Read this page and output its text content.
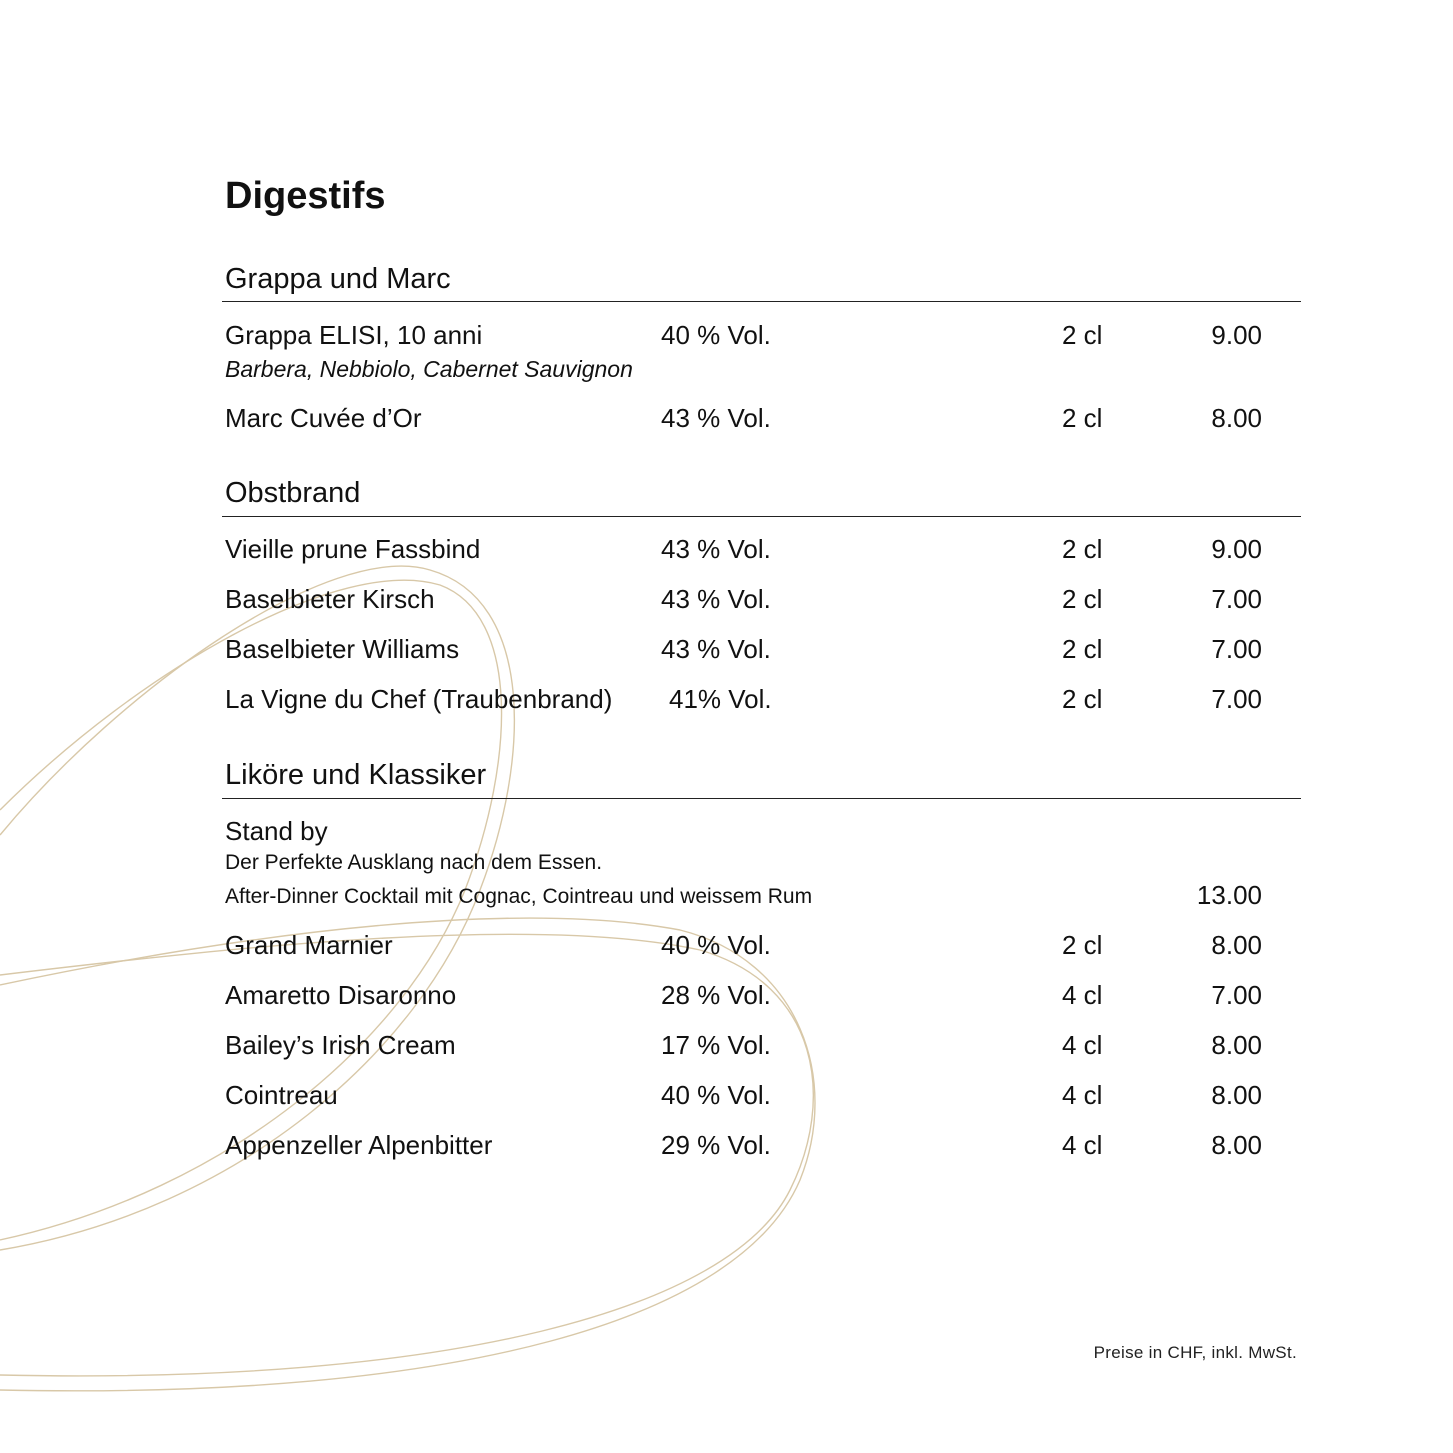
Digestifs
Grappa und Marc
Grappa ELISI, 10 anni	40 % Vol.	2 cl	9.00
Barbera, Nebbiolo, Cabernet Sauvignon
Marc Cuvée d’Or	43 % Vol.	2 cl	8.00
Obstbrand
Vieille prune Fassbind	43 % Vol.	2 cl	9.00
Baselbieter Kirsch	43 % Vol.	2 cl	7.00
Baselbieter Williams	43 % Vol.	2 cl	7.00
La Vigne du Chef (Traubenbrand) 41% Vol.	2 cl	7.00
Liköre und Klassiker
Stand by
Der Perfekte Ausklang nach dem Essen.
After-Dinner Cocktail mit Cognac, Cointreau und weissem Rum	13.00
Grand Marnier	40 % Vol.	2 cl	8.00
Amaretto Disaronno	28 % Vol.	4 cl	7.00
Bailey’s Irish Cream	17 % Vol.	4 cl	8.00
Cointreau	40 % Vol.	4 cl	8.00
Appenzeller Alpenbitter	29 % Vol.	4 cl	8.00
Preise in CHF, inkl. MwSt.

• **SHORT EXERCISE**:
In the records above, find each line that holds the word "Baselbieter"; copy all such lines.

• **OUTPUT**:
Baselbieter Kirsch	43 % Vol.	2 cl	7.00
Baselbieter Williams	43 % Vol.	2 cl	7.00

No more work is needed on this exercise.